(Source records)
########################################
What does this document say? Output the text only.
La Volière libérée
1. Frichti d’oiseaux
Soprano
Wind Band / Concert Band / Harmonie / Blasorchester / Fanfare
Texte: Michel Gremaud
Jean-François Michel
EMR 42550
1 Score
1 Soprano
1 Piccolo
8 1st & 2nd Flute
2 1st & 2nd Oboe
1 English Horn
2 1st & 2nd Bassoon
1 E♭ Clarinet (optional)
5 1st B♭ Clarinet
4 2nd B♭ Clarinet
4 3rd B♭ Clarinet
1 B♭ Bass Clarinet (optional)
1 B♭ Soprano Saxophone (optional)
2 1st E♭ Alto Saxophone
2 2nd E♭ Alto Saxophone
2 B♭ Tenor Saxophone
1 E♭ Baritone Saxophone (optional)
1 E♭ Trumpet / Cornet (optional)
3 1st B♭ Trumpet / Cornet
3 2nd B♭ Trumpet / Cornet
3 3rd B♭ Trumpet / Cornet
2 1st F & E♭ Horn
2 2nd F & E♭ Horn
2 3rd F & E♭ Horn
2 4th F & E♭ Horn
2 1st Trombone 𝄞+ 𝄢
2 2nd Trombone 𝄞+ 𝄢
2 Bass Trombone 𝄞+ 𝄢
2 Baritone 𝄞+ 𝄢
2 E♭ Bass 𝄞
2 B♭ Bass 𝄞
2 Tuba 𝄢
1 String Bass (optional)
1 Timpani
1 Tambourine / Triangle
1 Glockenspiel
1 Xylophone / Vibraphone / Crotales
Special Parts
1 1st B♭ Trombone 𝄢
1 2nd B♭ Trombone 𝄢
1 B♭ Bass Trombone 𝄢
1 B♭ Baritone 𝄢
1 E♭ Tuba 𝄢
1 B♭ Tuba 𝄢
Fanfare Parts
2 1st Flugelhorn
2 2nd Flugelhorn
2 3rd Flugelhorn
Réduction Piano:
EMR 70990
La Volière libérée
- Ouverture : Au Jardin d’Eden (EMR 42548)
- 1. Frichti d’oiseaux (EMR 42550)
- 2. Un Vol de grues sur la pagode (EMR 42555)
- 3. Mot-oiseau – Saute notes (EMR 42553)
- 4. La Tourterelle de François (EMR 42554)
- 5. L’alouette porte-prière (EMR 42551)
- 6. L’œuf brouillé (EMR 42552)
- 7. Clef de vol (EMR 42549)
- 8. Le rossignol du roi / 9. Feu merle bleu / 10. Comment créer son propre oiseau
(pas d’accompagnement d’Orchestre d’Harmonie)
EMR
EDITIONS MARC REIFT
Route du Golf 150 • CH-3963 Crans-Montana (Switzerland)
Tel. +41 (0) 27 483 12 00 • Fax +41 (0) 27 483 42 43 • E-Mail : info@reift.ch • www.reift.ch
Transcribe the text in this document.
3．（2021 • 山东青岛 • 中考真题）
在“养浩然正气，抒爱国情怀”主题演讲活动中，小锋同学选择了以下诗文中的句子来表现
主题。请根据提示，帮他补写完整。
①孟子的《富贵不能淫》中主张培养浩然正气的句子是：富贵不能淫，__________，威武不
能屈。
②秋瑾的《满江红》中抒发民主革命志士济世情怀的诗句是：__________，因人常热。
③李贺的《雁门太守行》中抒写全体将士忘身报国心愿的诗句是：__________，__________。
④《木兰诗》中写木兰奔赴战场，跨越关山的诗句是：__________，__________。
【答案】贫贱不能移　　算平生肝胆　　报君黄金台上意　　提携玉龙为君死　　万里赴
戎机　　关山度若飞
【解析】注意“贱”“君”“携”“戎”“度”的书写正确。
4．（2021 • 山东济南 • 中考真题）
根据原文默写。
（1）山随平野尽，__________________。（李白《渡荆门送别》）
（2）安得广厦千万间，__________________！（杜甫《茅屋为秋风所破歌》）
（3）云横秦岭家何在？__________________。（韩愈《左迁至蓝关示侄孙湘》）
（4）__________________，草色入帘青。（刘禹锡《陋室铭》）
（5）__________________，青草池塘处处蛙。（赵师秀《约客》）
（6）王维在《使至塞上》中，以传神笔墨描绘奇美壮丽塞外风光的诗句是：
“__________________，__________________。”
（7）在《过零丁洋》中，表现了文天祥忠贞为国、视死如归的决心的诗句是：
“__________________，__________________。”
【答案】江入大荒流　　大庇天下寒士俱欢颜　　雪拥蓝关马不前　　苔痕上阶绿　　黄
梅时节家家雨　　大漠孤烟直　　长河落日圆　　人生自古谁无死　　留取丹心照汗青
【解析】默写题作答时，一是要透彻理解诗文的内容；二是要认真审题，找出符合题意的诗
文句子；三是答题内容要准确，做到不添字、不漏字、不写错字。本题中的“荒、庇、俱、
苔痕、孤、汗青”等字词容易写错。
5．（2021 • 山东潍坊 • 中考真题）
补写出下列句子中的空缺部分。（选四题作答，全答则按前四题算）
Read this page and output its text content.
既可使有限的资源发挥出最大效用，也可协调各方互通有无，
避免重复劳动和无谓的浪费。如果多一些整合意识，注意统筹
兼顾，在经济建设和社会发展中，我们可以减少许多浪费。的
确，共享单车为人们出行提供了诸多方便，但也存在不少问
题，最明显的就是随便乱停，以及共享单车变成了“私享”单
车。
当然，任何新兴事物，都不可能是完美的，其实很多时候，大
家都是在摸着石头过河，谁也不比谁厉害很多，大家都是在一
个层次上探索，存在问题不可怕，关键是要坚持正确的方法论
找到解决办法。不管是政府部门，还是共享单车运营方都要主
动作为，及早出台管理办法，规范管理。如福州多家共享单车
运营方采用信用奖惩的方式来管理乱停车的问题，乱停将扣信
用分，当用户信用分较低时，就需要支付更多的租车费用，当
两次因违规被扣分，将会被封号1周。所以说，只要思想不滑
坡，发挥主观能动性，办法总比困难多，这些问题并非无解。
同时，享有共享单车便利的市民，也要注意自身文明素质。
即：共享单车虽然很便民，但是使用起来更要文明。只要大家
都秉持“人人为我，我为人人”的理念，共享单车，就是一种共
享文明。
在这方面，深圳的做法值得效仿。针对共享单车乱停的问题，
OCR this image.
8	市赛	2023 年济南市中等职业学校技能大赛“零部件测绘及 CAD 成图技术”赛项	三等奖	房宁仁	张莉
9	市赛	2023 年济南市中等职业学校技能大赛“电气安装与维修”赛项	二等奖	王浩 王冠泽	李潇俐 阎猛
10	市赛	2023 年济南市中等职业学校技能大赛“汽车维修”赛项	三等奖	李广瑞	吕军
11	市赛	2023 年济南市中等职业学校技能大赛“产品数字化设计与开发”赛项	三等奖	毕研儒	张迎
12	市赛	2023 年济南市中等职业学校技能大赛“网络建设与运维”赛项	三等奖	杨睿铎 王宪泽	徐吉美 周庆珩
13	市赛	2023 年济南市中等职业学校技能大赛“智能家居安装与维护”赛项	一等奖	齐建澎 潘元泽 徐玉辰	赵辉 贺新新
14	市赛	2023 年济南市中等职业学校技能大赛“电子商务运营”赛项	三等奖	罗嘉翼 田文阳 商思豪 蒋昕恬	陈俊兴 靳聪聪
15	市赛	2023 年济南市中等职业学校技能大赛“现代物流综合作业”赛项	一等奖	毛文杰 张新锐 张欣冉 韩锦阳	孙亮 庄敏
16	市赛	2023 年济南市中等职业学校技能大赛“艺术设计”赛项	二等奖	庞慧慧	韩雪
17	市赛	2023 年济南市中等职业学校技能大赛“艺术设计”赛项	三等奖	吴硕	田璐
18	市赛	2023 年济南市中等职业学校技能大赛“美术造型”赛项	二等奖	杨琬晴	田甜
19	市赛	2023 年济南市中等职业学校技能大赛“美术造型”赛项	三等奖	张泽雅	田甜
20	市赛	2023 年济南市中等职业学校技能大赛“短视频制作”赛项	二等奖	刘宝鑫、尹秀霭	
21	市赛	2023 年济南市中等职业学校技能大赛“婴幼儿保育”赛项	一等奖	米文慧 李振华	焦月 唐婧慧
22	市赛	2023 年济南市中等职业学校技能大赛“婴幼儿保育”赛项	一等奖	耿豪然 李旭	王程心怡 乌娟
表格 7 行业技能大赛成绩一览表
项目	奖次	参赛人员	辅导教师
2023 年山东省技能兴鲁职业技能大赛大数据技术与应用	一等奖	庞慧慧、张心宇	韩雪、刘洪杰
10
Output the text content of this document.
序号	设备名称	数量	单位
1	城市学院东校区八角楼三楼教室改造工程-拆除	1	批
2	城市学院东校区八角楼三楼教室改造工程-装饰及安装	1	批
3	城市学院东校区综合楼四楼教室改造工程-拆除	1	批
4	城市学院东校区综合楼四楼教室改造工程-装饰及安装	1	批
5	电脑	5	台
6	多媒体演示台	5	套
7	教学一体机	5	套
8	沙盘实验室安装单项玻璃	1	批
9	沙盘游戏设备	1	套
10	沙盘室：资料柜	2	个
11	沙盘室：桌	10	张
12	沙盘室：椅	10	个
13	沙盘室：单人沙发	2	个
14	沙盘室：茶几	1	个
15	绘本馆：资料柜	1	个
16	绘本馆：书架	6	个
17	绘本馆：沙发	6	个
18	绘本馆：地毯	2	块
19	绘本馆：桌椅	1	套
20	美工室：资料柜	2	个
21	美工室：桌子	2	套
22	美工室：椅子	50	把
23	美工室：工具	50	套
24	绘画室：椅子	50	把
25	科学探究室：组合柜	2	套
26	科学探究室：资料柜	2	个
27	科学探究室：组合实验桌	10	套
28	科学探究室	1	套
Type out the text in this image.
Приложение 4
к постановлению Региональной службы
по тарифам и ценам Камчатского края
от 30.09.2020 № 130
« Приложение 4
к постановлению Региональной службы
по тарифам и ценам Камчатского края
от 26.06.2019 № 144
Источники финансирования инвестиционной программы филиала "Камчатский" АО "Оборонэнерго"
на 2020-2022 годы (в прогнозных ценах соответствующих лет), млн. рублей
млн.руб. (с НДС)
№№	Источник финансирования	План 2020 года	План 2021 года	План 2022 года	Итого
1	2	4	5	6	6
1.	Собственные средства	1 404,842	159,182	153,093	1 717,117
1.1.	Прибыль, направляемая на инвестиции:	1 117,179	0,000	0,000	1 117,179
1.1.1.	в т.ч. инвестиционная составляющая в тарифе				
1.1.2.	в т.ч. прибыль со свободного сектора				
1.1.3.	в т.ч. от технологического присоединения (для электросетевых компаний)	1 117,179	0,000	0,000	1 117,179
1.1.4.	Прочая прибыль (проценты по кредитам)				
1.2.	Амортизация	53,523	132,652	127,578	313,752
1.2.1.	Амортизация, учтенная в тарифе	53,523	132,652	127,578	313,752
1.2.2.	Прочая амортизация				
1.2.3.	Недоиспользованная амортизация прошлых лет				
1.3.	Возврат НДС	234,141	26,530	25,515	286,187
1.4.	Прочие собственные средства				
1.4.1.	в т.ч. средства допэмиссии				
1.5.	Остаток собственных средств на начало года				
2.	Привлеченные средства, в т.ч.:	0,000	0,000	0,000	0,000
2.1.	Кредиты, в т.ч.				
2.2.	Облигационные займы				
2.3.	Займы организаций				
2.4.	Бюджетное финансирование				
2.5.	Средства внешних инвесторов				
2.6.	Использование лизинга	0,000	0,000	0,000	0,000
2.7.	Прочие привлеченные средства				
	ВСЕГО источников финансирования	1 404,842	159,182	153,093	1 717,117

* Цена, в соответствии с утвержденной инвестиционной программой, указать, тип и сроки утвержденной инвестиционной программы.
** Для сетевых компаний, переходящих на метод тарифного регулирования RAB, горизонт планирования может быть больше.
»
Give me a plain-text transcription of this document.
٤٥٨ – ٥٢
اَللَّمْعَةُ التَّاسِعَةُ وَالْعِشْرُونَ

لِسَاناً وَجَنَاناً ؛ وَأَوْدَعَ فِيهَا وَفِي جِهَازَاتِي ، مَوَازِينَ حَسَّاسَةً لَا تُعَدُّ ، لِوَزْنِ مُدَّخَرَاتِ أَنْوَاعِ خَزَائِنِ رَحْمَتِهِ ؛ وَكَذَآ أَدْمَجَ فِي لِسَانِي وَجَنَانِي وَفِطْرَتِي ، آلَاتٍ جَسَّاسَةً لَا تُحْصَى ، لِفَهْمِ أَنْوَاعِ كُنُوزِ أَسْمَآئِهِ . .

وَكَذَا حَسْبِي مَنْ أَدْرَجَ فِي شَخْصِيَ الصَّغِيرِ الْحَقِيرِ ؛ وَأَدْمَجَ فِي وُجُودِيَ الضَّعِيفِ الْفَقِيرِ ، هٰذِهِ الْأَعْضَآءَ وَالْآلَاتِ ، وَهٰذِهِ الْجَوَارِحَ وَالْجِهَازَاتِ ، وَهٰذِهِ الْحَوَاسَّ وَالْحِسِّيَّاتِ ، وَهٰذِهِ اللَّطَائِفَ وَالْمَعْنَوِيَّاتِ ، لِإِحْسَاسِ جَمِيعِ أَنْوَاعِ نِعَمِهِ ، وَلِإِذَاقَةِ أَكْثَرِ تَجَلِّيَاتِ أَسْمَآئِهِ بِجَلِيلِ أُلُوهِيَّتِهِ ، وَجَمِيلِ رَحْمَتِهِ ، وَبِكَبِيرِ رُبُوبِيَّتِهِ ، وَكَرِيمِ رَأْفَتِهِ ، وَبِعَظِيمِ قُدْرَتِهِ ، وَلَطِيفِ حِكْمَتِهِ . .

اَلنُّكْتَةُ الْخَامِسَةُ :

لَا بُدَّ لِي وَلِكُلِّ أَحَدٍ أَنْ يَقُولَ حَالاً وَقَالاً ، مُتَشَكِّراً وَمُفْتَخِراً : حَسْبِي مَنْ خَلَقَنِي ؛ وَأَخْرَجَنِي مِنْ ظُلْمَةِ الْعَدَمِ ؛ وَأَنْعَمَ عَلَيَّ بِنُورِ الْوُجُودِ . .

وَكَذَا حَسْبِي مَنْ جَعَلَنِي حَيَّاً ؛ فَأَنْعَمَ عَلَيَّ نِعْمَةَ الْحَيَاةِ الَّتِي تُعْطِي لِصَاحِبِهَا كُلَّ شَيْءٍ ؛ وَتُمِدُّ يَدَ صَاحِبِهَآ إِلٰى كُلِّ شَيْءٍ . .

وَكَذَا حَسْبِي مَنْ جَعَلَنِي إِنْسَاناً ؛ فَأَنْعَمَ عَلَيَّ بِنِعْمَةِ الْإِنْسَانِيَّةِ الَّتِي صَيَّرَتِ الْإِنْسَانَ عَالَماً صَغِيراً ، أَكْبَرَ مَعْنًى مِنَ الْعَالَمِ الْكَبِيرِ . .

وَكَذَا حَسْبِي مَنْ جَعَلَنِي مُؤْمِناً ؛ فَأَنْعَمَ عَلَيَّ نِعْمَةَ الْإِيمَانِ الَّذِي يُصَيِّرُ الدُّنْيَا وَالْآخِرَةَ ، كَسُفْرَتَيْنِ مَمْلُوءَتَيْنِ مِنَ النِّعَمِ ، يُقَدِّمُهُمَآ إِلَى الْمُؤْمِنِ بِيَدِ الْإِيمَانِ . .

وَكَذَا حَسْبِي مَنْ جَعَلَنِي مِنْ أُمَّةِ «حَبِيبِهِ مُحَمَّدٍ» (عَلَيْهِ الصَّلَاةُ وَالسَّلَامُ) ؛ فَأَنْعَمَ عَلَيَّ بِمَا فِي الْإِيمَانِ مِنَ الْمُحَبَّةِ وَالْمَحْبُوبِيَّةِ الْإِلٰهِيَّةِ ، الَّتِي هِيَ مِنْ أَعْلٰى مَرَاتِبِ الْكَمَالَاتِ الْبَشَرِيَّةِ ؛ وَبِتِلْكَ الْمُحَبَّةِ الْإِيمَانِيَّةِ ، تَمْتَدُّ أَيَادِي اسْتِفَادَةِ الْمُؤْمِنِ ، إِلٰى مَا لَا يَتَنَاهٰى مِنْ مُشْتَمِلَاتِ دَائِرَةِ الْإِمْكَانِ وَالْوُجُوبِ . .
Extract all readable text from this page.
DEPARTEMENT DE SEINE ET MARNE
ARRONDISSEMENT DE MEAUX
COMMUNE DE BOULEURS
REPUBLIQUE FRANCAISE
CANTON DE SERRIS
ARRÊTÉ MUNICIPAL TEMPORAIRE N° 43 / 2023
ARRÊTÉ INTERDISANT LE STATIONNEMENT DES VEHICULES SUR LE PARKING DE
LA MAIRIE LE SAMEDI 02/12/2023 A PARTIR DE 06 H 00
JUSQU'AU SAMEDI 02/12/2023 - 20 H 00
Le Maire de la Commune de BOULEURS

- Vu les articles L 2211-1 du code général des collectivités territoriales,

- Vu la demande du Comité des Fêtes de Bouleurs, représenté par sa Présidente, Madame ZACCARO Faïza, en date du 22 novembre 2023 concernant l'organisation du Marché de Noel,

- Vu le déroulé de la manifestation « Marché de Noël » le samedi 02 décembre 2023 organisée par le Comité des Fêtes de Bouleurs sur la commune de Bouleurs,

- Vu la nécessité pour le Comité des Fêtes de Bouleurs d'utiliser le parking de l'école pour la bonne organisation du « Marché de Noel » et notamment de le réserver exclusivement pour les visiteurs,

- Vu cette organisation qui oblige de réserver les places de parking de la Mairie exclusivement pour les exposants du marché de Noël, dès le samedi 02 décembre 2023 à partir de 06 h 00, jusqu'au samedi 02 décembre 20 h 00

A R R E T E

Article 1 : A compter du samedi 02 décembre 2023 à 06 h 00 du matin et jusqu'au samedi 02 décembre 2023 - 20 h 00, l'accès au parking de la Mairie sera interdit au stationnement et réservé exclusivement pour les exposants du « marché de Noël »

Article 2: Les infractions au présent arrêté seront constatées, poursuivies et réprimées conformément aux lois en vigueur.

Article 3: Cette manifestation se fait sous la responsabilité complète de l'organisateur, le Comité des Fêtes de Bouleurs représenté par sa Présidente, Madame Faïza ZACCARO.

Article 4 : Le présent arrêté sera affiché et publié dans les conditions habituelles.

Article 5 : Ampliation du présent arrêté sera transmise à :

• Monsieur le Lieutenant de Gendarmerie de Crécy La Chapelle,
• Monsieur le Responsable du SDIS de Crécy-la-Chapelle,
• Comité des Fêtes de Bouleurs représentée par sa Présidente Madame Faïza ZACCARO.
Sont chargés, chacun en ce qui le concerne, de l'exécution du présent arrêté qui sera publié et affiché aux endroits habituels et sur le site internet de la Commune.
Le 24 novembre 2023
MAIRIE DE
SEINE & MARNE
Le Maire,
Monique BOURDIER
########################################
EXERCISE INSTRUCTIONS:
Only lines with "optional" are wanted here; list each of them.

COMPLETE RESPONSE:
1 E♭ Clarinet (optional)
1 B♭ Bass Clarinet (optional)
1 B♭ Soprano Saxophone (optional)
1 E♭ Baritone Saxophone (optional)
1 E♭ Trumpet / Cornet (optional)
1 String Bass (optional)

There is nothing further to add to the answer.